### ITEMS
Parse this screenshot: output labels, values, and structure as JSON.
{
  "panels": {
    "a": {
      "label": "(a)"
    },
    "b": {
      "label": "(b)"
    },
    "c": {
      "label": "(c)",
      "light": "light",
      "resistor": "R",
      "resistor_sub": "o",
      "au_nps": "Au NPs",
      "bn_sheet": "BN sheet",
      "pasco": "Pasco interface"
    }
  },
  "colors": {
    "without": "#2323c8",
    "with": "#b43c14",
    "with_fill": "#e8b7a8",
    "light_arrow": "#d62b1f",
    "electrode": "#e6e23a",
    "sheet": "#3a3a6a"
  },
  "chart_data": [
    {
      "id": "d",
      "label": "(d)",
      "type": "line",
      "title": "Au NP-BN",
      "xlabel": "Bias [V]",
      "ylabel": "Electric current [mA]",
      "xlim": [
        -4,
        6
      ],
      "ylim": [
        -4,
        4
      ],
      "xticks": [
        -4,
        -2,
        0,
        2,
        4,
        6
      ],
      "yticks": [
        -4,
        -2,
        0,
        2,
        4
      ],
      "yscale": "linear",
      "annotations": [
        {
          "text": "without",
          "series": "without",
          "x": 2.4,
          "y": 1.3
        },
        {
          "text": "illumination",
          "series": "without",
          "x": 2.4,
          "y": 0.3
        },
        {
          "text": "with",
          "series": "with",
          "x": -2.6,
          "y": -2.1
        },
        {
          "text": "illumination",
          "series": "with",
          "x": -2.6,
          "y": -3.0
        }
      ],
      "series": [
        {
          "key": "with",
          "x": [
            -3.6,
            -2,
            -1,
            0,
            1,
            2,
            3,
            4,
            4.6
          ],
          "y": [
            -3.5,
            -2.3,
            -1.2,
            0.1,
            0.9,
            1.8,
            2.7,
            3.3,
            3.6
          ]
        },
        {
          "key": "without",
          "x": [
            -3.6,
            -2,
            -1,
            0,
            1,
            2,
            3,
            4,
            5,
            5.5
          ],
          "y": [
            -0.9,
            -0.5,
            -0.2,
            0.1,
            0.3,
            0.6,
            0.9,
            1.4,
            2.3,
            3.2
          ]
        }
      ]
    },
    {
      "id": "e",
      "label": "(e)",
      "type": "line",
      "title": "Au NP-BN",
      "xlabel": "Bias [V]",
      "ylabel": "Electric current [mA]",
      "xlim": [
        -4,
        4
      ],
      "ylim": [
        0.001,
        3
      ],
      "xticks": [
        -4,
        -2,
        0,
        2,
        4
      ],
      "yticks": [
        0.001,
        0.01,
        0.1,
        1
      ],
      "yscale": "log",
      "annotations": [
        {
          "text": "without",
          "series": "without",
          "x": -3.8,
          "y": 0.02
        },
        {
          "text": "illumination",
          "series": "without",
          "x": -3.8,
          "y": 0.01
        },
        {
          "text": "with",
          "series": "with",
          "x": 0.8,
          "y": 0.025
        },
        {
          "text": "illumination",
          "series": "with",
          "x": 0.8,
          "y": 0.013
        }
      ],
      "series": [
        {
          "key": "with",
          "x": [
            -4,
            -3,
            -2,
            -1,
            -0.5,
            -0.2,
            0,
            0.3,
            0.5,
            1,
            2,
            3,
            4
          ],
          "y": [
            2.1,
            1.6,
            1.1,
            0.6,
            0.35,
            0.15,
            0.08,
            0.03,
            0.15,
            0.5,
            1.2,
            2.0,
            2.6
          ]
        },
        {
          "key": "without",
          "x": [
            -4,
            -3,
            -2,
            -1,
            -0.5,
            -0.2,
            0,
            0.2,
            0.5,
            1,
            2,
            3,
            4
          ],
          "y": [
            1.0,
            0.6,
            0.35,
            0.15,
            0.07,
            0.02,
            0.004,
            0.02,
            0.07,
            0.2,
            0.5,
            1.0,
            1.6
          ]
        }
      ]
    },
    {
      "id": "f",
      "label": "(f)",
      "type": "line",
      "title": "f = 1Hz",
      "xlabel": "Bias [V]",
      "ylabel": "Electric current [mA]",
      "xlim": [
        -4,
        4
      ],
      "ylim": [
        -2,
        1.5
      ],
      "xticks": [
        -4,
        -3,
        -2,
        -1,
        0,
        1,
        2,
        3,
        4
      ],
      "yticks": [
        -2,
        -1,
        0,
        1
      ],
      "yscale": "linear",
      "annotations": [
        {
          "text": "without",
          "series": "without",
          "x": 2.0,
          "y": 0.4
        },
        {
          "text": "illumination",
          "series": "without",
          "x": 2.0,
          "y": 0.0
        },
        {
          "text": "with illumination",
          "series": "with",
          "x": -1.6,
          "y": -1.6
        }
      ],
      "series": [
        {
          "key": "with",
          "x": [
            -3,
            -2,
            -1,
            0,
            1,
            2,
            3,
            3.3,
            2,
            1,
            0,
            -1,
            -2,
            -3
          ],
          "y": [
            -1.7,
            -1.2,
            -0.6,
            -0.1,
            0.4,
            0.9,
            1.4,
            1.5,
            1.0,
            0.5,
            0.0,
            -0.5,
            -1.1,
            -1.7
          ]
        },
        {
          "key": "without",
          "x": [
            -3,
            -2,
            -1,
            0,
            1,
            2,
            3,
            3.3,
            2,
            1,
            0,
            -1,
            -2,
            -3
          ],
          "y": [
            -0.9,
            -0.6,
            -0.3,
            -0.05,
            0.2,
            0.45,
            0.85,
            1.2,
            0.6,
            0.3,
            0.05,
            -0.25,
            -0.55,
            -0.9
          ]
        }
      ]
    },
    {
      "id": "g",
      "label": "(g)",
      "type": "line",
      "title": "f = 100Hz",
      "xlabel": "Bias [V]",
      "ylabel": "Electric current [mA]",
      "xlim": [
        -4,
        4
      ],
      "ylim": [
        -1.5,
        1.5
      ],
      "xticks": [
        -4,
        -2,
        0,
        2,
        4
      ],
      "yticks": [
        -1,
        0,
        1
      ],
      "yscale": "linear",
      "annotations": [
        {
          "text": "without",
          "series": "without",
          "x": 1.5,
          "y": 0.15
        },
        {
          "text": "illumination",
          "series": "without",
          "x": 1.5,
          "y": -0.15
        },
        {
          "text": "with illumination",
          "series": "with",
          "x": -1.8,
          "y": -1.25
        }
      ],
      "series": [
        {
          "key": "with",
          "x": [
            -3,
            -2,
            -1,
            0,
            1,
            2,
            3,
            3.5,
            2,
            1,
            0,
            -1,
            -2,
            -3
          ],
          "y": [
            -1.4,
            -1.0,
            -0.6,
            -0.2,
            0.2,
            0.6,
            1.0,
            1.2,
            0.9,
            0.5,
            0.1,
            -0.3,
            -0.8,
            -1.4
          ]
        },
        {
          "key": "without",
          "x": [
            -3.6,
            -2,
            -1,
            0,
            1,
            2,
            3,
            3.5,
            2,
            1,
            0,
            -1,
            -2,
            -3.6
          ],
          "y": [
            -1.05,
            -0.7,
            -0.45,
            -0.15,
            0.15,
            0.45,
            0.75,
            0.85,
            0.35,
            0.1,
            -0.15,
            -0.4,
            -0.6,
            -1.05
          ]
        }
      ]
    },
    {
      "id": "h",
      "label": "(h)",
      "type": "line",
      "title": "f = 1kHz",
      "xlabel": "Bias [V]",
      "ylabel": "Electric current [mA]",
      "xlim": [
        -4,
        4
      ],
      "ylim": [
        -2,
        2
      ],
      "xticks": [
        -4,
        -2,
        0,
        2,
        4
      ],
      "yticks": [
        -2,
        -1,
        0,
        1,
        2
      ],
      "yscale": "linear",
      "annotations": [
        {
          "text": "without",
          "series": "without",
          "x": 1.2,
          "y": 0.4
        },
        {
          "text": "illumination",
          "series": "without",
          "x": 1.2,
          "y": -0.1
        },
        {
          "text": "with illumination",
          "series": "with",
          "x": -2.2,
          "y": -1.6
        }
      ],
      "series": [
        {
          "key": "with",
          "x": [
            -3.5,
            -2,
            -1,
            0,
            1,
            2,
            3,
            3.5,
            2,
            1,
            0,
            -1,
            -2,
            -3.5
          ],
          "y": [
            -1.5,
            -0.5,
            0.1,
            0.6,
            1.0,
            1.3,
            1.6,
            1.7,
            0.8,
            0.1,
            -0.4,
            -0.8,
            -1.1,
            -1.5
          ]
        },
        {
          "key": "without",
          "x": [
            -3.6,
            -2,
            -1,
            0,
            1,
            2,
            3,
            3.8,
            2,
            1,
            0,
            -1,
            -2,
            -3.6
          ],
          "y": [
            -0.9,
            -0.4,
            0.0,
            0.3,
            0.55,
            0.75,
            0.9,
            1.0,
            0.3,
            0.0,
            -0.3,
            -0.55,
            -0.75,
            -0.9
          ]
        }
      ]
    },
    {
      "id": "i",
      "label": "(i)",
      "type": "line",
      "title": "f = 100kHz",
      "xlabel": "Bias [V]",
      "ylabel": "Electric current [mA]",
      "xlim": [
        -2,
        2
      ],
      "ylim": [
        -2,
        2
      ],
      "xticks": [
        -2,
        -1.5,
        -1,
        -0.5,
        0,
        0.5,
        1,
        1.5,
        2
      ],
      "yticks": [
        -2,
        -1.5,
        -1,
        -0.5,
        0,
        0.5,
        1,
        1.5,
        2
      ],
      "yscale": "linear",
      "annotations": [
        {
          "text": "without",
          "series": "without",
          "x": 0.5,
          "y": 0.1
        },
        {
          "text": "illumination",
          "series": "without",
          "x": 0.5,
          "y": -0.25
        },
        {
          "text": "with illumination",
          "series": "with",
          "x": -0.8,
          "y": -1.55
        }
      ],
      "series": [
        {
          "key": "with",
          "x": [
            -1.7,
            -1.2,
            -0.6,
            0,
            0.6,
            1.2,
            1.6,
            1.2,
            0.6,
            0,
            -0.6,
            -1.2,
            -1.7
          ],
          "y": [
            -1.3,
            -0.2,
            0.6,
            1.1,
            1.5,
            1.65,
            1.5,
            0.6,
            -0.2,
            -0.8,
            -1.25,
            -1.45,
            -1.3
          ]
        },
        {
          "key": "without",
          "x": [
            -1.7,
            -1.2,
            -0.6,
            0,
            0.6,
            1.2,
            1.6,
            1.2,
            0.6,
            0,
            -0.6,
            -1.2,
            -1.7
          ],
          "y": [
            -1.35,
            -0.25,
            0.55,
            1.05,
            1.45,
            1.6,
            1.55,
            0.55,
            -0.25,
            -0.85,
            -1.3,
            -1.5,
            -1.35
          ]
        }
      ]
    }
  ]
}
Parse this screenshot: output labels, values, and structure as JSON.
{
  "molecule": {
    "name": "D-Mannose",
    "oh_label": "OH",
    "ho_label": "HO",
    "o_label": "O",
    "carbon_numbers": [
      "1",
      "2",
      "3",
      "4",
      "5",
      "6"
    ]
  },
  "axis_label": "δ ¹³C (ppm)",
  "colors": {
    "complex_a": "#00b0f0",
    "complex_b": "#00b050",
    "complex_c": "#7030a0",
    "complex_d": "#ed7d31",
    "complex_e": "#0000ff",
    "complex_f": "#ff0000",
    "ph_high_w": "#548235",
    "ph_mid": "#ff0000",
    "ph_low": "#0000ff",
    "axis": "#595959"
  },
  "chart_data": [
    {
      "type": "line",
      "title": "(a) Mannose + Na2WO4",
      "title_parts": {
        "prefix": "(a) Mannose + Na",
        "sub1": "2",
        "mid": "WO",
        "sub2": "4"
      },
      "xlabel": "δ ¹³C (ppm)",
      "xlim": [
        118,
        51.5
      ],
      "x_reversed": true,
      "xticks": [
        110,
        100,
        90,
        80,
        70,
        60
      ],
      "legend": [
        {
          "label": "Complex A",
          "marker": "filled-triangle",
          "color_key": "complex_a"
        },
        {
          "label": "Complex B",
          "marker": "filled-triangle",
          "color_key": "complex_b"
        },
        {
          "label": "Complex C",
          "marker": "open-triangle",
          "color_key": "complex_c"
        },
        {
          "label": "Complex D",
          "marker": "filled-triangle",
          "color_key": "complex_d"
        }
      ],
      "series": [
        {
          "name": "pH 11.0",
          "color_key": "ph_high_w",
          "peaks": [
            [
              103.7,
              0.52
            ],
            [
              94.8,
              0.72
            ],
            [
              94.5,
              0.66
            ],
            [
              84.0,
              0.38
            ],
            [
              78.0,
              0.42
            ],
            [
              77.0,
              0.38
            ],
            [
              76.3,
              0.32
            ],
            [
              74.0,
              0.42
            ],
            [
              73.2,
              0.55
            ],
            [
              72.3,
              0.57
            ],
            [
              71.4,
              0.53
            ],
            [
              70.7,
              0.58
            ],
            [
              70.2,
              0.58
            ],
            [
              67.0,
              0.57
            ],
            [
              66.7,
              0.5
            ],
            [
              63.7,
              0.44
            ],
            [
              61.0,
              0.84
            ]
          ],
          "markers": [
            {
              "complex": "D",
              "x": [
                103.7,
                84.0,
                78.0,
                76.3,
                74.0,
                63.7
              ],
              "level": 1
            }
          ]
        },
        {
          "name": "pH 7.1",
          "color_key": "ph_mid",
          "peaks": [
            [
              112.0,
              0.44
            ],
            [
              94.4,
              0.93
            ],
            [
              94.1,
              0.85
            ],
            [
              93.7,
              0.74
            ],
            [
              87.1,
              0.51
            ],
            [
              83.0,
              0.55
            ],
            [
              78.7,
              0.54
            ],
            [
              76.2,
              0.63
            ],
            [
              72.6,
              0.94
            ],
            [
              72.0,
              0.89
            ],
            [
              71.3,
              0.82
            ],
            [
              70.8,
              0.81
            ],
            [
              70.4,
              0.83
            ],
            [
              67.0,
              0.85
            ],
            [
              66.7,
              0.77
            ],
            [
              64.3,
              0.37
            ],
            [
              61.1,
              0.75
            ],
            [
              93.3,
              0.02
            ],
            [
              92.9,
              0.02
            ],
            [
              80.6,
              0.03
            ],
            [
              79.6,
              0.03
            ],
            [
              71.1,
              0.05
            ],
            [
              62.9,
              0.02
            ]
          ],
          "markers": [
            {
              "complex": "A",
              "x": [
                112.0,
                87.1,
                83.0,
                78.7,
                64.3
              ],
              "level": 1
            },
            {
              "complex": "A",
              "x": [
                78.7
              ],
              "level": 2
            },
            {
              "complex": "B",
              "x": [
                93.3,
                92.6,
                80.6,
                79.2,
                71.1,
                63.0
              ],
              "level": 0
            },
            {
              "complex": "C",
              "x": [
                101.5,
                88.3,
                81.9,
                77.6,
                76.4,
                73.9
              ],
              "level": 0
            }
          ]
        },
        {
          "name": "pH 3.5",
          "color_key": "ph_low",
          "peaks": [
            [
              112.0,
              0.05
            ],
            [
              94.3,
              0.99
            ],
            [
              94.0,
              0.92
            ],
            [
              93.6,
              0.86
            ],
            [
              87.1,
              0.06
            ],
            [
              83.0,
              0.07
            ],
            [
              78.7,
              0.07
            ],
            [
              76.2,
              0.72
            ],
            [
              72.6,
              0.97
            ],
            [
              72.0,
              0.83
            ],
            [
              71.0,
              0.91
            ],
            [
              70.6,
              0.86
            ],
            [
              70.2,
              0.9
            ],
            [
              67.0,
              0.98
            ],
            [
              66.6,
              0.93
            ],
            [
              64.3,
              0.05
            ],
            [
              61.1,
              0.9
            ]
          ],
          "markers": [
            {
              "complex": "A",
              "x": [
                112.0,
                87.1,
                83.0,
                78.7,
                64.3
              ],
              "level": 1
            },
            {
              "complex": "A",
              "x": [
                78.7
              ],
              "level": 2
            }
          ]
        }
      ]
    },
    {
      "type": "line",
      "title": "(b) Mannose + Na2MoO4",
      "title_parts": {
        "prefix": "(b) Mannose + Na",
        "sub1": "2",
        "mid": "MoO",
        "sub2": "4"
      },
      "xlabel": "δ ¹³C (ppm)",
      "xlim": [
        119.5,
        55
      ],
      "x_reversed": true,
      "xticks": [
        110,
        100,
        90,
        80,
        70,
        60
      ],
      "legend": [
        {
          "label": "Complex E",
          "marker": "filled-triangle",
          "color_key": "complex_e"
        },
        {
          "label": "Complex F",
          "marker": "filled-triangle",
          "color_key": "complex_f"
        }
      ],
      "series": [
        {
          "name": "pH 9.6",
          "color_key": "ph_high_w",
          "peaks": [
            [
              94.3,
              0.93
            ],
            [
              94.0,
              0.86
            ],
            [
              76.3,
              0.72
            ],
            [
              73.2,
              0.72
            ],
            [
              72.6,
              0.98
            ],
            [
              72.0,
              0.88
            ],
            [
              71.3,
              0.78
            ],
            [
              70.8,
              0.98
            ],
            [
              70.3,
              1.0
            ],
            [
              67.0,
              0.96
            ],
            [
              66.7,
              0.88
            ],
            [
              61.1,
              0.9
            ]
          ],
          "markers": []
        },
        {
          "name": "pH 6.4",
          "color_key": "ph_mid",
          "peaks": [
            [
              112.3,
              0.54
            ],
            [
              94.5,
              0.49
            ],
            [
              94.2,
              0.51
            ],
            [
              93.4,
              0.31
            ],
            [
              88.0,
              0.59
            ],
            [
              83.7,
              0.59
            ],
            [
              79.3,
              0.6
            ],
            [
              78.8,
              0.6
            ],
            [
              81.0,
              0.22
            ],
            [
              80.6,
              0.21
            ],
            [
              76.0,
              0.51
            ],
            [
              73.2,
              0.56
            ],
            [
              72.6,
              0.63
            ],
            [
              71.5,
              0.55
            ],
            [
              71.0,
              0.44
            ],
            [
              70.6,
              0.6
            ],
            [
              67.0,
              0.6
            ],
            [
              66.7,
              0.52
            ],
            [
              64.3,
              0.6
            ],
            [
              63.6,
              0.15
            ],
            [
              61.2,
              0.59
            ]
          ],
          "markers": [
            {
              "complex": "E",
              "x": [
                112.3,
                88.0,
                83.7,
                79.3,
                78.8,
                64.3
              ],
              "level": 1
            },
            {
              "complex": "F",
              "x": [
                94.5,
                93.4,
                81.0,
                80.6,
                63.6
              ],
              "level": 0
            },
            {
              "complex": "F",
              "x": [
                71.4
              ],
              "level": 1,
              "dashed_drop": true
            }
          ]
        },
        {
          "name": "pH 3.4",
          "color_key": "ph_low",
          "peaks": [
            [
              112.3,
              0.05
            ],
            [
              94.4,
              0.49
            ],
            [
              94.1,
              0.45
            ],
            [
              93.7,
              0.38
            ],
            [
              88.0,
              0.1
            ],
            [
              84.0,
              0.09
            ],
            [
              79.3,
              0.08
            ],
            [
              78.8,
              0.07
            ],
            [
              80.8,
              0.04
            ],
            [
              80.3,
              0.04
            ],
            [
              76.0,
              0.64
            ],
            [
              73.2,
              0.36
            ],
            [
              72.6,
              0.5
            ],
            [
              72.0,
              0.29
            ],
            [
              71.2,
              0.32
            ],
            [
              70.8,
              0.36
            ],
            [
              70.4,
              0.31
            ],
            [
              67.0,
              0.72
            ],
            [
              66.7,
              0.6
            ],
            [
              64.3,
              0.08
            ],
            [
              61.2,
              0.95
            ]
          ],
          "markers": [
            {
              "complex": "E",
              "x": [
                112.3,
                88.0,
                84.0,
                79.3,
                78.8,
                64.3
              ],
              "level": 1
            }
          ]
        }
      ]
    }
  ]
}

### GOAL OF THE EXERCISE
Gather each line in the data that holds the string "prefix".

### OUTPUT FOR THIS EXERCISE
        "prefix": "(a) Mannose + Na",
        "prefix": "(b) Mannose + Na",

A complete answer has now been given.